# Exercise objective
Find the lines in these entries that include the word "SRMTID" and state how many there are, with no other words.

* BEGIN *

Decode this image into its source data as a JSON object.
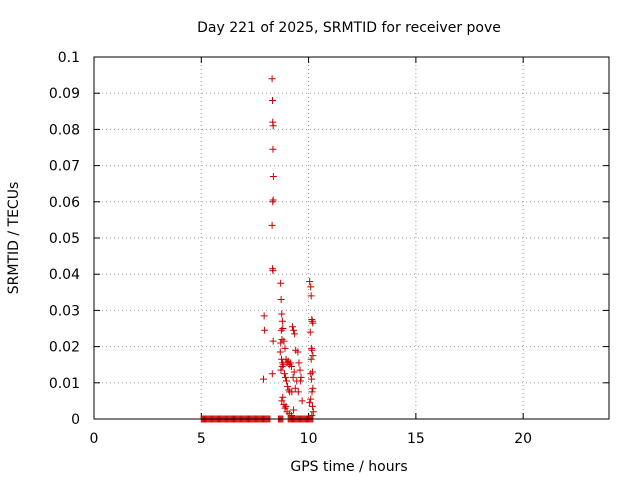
{
  "chart_data": {
    "type": "scatter",
    "title": "Day 221 of 2025, SRMTID for receiver pove",
    "xlabel": "GPS time / hours",
    "ylabel": "SRMTID / TECUs",
    "xlim": [
      0,
      24
    ],
    "ylim": [
      0,
      0.1
    ],
    "x_ticks": [
      "0",
      "5",
      "10",
      "15",
      "20"
    ],
    "x_tick_values": [
      0,
      5,
      10,
      15,
      20
    ],
    "y_ticks": [
      "0",
      "0.01",
      "0.02",
      "0.03",
      "0.04",
      "0.05",
      "0.06",
      "0.07",
      "0.08",
      "0.09",
      "0.1"
    ],
    "y_tick_values": [
      0,
      0.01,
      0.02,
      0.03,
      0.04,
      0.05,
      0.06,
      0.07,
      0.08,
      0.09,
      0.1
    ],
    "grid": true,
    "marker": "+",
    "colors": {
      "series": "#cc0000",
      "grid": "#a0a0a0",
      "axis": "#000000"
    },
    "series": [
      {
        "values_x": [
          7.93,
          7.95,
          7.9,
          8.3,
          8.32,
          8.33,
          8.35,
          8.34,
          8.36,
          8.33,
          8.35,
          8.3,
          8.32,
          8.34,
          8.35,
          8.31,
          8.7,
          8.72,
          8.75,
          8.78,
          8.8,
          8.73,
          8.76,
          8.7,
          8.68,
          8.74,
          8.79,
          8.82,
          8.77,
          8.71,
          8.85,
          8.9,
          8.95,
          9.0,
          9.05,
          9.1,
          9.15,
          9.2,
          8.88,
          8.92,
          8.97,
          9.02,
          9.08,
          9.12,
          9.3,
          9.35,
          9.25,
          9.4,
          9.33,
          9.28,
          9.45,
          9.38,
          9.22,
          9.5,
          9.55,
          9.6,
          9.65,
          9.7,
          9.52,
          9.62,
          10.05,
          10.1,
          10.12,
          10.15,
          10.18,
          10.2,
          10.08,
          10.14,
          10.16,
          10.2,
          10.12,
          10.18,
          10.1,
          10.14,
          10.2,
          10.16,
          10.1,
          10.05,
          10.18,
          10.22,
          10.15,
          8.75,
          8.8,
          8.85,
          8.9,
          9.0,
          9.1,
          9.2,
          9.3,
          8.95
        ],
        "values_y": [
          0.0285,
          0.0245,
          0.011,
          0.094,
          0.088,
          0.082,
          0.081,
          0.0745,
          0.067,
          0.06,
          0.0605,
          0.0535,
          0.0415,
          0.041,
          0.0215,
          0.0125,
          0.0375,
          0.033,
          0.029,
          0.027,
          0.025,
          0.0245,
          0.022,
          0.021,
          0.0185,
          0.0165,
          0.0155,
          0.015,
          0.0145,
          0.0135,
          0.0215,
          0.0195,
          0.0165,
          0.0155,
          0.016,
          0.015,
          0.0155,
          0.0145,
          0.0125,
          0.0115,
          0.0105,
          0.009,
          0.008,
          0.0075,
          0.0245,
          0.0235,
          0.0255,
          0.019,
          0.013,
          0.0115,
          0.0105,
          0.0085,
          0.0075,
          0.0185,
          0.0155,
          0.0135,
          0.0115,
          0.005,
          0.0075,
          0.0105,
          0.038,
          0.0365,
          0.034,
          0.0275,
          0.027,
          0.0265,
          0.024,
          0.0195,
          0.019,
          0.0175,
          0.0165,
          0.013,
          0.0125,
          0.011,
          0.0085,
          0.0075,
          0.0055,
          0.0045,
          0.0035,
          0.002,
          0.001,
          0.005,
          0.006,
          0.004,
          0.003,
          0.002,
          0.0015,
          0.001,
          0.0025,
          0.0035
        ]
      },
      {
        "values_x": [
          5.0,
          5.05,
          5.1,
          5.15,
          5.2,
          5.25,
          5.3,
          5.35,
          5.4,
          5.45,
          5.5,
          5.55,
          5.6,
          5.65,
          5.7,
          5.75,
          5.8,
          5.85,
          5.9,
          5.95,
          6.0,
          6.05,
          6.1,
          6.15,
          6.2,
          6.25,
          6.3,
          6.35,
          6.4,
          6.45,
          6.5,
          6.55,
          6.6,
          6.65,
          6.7,
          6.75,
          6.8,
          6.85,
          6.9,
          6.95,
          7.0,
          7.05,
          7.1,
          7.15,
          7.2,
          7.25,
          7.3,
          7.35,
          7.4,
          7.45,
          7.5,
          7.55,
          7.6,
          7.65,
          7.7,
          7.75,
          7.8,
          7.85,
          7.9,
          7.95,
          8.0,
          8.05,
          8.1,
          8.15,
          8.2,
          8.6,
          8.65,
          8.7,
          8.75,
          8.8,
          9.05,
          9.1,
          9.15,
          9.2,
          9.25,
          9.3,
          9.35,
          9.4,
          9.45,
          9.5,
          9.55,
          9.6,
          9.65,
          9.7,
          9.75,
          9.8,
          9.85,
          9.9,
          9.95,
          10.0,
          10.05,
          10.1,
          10.15,
          10.2
        ],
        "values_y": [
          0,
          0,
          0,
          0,
          0,
          0,
          0,
          0,
          0,
          0,
          0,
          0,
          0,
          0,
          0,
          0,
          0,
          0,
          0,
          0,
          0,
          0,
          0,
          0,
          0,
          0,
          0,
          0,
          0,
          0,
          0,
          0,
          0,
          0,
          0,
          0,
          0,
          0,
          0,
          0,
          0,
          0,
          0,
          0,
          0,
          0,
          0,
          0,
          0,
          0,
          0,
          0,
          0,
          0,
          0,
          0,
          0,
          0,
          0,
          0,
          0,
          0,
          0,
          0,
          0,
          0,
          0,
          0,
          0,
          0,
          0,
          0,
          0,
          0,
          0,
          0,
          0,
          0,
          0,
          0,
          0,
          0,
          0,
          0,
          0,
          0,
          0,
          0,
          0,
          0,
          0,
          0,
          0,
          0
        ]
      }
    ]
  }
}
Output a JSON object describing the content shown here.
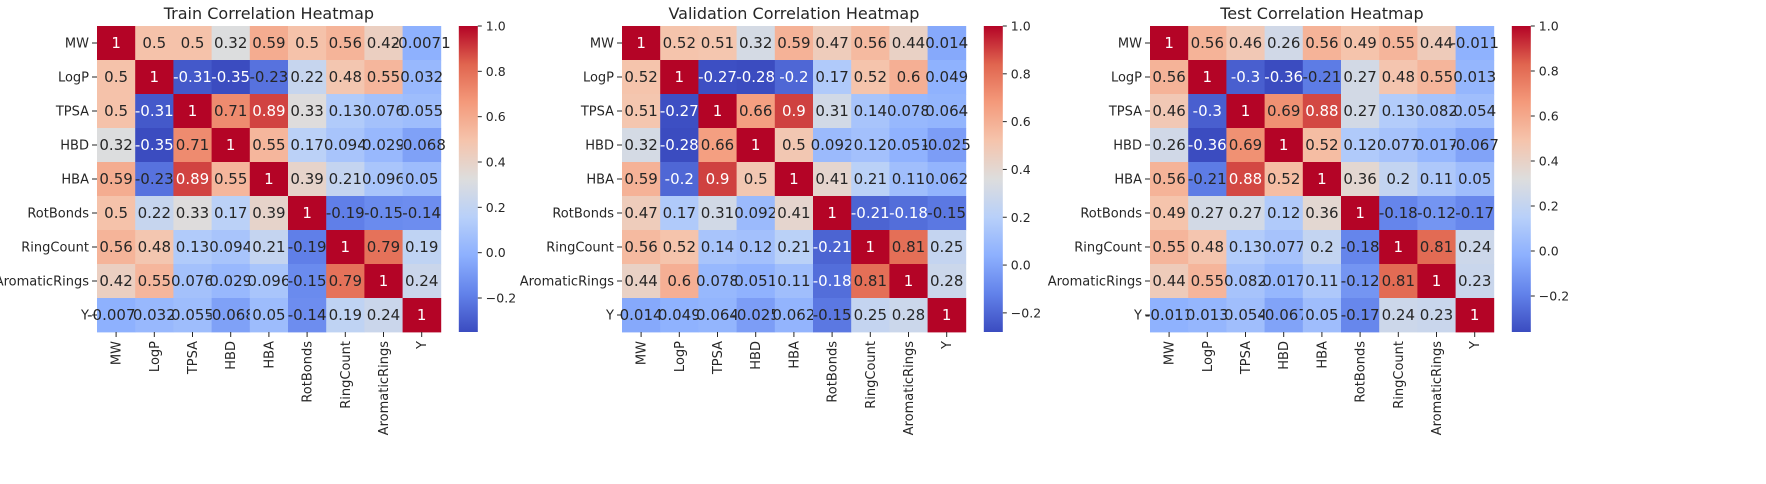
{
  "chart_data": [
    {
      "type": "heatmap",
      "title": "Train Correlation Heatmap",
      "rows": [
        "MW",
        "LogP",
        "TPSA",
        "HBD",
        "HBA",
        "RotBonds",
        "RingCount",
        "AromaticRings",
        "Y"
      ],
      "columns": [
        "MW",
        "LogP",
        "TPSA",
        "HBD",
        "HBA",
        "RotBonds",
        "RingCount",
        "AromaticRings",
        "Y"
      ],
      "cell_labels": [
        [
          "1",
          "0.5",
          "0.5",
          "0.32",
          "0.59",
          "0.5",
          "0.56",
          "0.42",
          "-0.0071"
        ],
        [
          "0.5",
          "1",
          "-0.31",
          "-0.35",
          "-0.23",
          "0.22",
          "0.48",
          "0.55",
          "0.032"
        ],
        [
          "0.5",
          "-0.31",
          "1",
          "0.71",
          "0.89",
          "0.33",
          "0.13",
          "0.076",
          "0.055"
        ],
        [
          "0.32",
          "-0.35",
          "0.71",
          "1",
          "0.55",
          "0.17",
          "0.094",
          "0.029",
          "-0.068"
        ],
        [
          "0.59",
          "-0.23",
          "0.89",
          "0.55",
          "1",
          "0.39",
          "0.21",
          "0.096",
          "0.05"
        ],
        [
          "0.5",
          "0.22",
          "0.33",
          "0.17",
          "0.39",
          "1",
          "-0.19",
          "-0.15",
          "-0.14"
        ],
        [
          "0.56",
          "0.48",
          "0.13",
          "0.094",
          "0.21",
          "-0.19",
          "1",
          "0.79",
          "0.19"
        ],
        [
          "0.42",
          "0.55",
          "0.076",
          "0.029",
          "0.096",
          "-0.15",
          "0.79",
          "1",
          "0.24"
        ],
        [
          "-0.0071",
          "0.032",
          "0.055",
          "-0.068",
          "0.05",
          "-0.14",
          "0.19",
          "0.24",
          "1"
        ]
      ],
      "colorbar": {
        "range": [
          -0.35,
          1.0
        ],
        "ticks": [
          "−0.2",
          "0.0",
          "0.2",
          "0.4",
          "0.6",
          "0.8",
          "1.0"
        ],
        "tick_values": [
          -0.2,
          0.0,
          0.2,
          0.4,
          0.6,
          0.8,
          1.0
        ]
      }
    },
    {
      "type": "heatmap",
      "title": "Validation Correlation Heatmap",
      "rows": [
        "MW",
        "LogP",
        "TPSA",
        "HBD",
        "HBA",
        "RotBonds",
        "RingCount",
        "AromaticRings",
        "Y"
      ],
      "columns": [
        "MW",
        "LogP",
        "TPSA",
        "HBD",
        "HBA",
        "RotBonds",
        "RingCount",
        "AromaticRings",
        "Y"
      ],
      "cell_labels": [
        [
          "1",
          "0.52",
          "0.51",
          "0.32",
          "0.59",
          "0.47",
          "0.56",
          "0.44",
          "0.014"
        ],
        [
          "0.52",
          "1",
          "-0.27",
          "-0.28",
          "-0.2",
          "0.17",
          "0.52",
          "0.6",
          "0.049"
        ],
        [
          "0.51",
          "-0.27",
          "1",
          "0.66",
          "0.9",
          "0.31",
          "0.14",
          "0.078",
          "0.064"
        ],
        [
          "0.32",
          "-0.28",
          "0.66",
          "1",
          "0.5",
          "0.092",
          "0.12",
          "0.051",
          "-0.025"
        ],
        [
          "0.59",
          "-0.2",
          "0.9",
          "0.5",
          "1",
          "0.41",
          "0.21",
          "0.11",
          "0.062"
        ],
        [
          "0.47",
          "0.17",
          "0.31",
          "0.092",
          "0.41",
          "1",
          "-0.21",
          "-0.18",
          "-0.15"
        ],
        [
          "0.56",
          "0.52",
          "0.14",
          "0.12",
          "0.21",
          "-0.21",
          "1",
          "0.81",
          "0.25"
        ],
        [
          "0.44",
          "0.6",
          "0.078",
          "0.051",
          "0.11",
          "-0.18",
          "0.81",
          "1",
          "0.28"
        ],
        [
          "0.014",
          "0.049",
          "0.064",
          "-0.025",
          "0.062",
          "-0.15",
          "0.25",
          "0.28",
          "1"
        ]
      ],
      "colorbar": {
        "range": [
          -0.28,
          1.0
        ],
        "ticks": [
          "−0.2",
          "0.0",
          "0.2",
          "0.4",
          "0.6",
          "0.8",
          "1.0"
        ],
        "tick_values": [
          -0.2,
          0.0,
          0.2,
          0.4,
          0.6,
          0.8,
          1.0
        ]
      }
    },
    {
      "type": "heatmap",
      "title": "Test Correlation Heatmap",
      "rows": [
        "MW",
        "LogP",
        "TPSA",
        "HBD",
        "HBA",
        "RotBonds",
        "RingCount",
        "AromaticRings",
        "Y"
      ],
      "columns": [
        "MW",
        "LogP",
        "TPSA",
        "HBD",
        "HBA",
        "RotBonds",
        "RingCount",
        "AromaticRings",
        "Y"
      ],
      "cell_labels": [
        [
          "1",
          "0.56",
          "0.46",
          "0.26",
          "0.56",
          "0.49",
          "0.55",
          "0.44",
          "-0.011"
        ],
        [
          "0.56",
          "1",
          "-0.3",
          "-0.36",
          "-0.21",
          "0.27",
          "0.48",
          "0.55",
          "0.013"
        ],
        [
          "0.46",
          "-0.3",
          "1",
          "0.69",
          "0.88",
          "0.27",
          "0.13",
          "0.082",
          "0.054"
        ],
        [
          "0.26",
          "-0.36",
          "0.69",
          "1",
          "0.52",
          "0.12",
          "0.077",
          "0.017",
          "-0.067"
        ],
        [
          "0.56",
          "-0.21",
          "0.88",
          "0.52",
          "1",
          "0.36",
          "0.2",
          "0.11",
          "0.05"
        ],
        [
          "0.49",
          "0.27",
          "0.27",
          "0.12",
          "0.36",
          "1",
          "-0.18",
          "-0.12",
          "-0.17"
        ],
        [
          "0.55",
          "0.48",
          "0.13",
          "0.077",
          "0.2",
          "-0.18",
          "1",
          "0.81",
          "0.24"
        ],
        [
          "0.44",
          "0.55",
          "0.082",
          "0.017",
          "0.11",
          "-0.12",
          "0.81",
          "1",
          "0.23"
        ],
        [
          "-0.011",
          "0.013",
          "0.054",
          "-0.067",
          "0.05",
          "-0.17",
          "0.24",
          "0.23",
          "1"
        ]
      ],
      "colorbar": {
        "range": [
          -0.36,
          1.0
        ],
        "ticks": [
          "−0.2",
          "0.0",
          "0.2",
          "0.4",
          "0.6",
          "0.8",
          "1.0"
        ],
        "tick_values": [
          -0.2,
          0.0,
          0.2,
          0.4,
          0.6,
          0.8,
          1.0
        ]
      }
    }
  ],
  "colormap": {
    "name": "coolwarm",
    "stops": [
      "#3b4cc0",
      "#6282ea",
      "#8db0fe",
      "#b8d0f9",
      "#dddddd",
      "#f5c4ac",
      "#f49a7b",
      "#e0654f",
      "#b40426"
    ]
  }
}
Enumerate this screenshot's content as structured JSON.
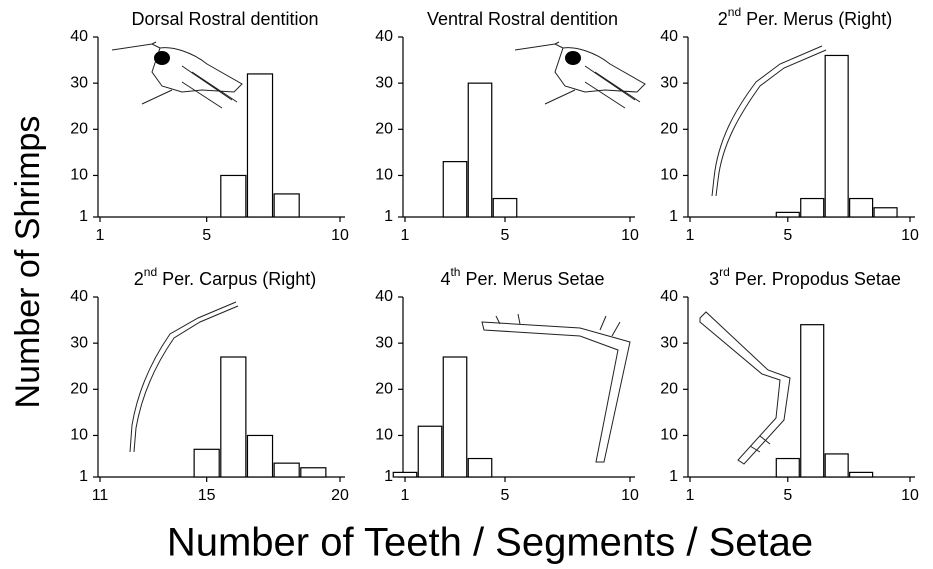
{
  "ylabel": "Number of Shrimps",
  "xlabel": "Number of Teeth / Segments / Setae",
  "chart_data": [
    {
      "type": "bar",
      "title": "Dorsal Rostral dentition",
      "x": [
        6,
        7,
        8
      ],
      "values": [
        10,
        32,
        6
      ],
      "color": "#ffffff",
      "xlim": [
        1,
        10
      ],
      "xticks": [
        1,
        5,
        10
      ],
      "ylim": [
        1,
        40
      ],
      "yticks": [
        1,
        10,
        20,
        30,
        40
      ]
    },
    {
      "type": "bar",
      "title": "Ventral Rostral dentition",
      "x": [
        3,
        4,
        5
      ],
      "values": [
        13,
        30,
        5
      ],
      "color": "#ffffff",
      "xlim": [
        1,
        10
      ],
      "xticks": [
        1,
        5,
        10
      ],
      "ylim": [
        1,
        40
      ],
      "yticks": [
        1,
        10,
        20,
        30,
        40
      ]
    },
    {
      "type": "bar",
      "title": "2nd Per. Merus (Right)",
      "x": [
        5,
        6,
        7,
        8,
        9
      ],
      "values": [
        2,
        5,
        36,
        5,
        3
      ],
      "color": "#ffffff",
      "xlim": [
        1,
        10
      ],
      "xticks": [
        1,
        5,
        10
      ],
      "ylim": [
        1,
        40
      ],
      "yticks": [
        1,
        10,
        20,
        30,
        40
      ]
    },
    {
      "type": "bar",
      "title": "2nd Per. Carpus (Right)",
      "x": [
        15,
        16,
        17,
        18,
        19
      ],
      "values": [
        7,
        27,
        10,
        4,
        3
      ],
      "color": "#ffffff",
      "xlim": [
        11,
        20
      ],
      "xticks": [
        11,
        15,
        20
      ],
      "ylim": [
        1,
        40
      ],
      "yticks": [
        1,
        10,
        20,
        30,
        40
      ]
    },
    {
      "type": "bar",
      "title": "4th Per. Merus Setae",
      "x": [
        1,
        2,
        3,
        4
      ],
      "values": [
        2,
        12,
        27,
        5
      ],
      "color": "#ffffff",
      "xlim": [
        1,
        10
      ],
      "xticks": [
        1,
        5,
        10
      ],
      "ylim": [
        1,
        40
      ],
      "yticks": [
        1,
        10,
        20,
        30,
        40
      ]
    },
    {
      "type": "bar",
      "title": "3rd Per. Propodus Setae",
      "x": [
        5,
        6,
        7,
        8
      ],
      "values": [
        5,
        34,
        6,
        2
      ],
      "color": "#ffffff",
      "xlim": [
        1,
        10
      ],
      "xticks": [
        1,
        5,
        10
      ],
      "ylim": [
        1,
        40
      ],
      "yticks": [
        1,
        10,
        20,
        30,
        40
      ]
    }
  ]
}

* END *

# Reply to the exercise
2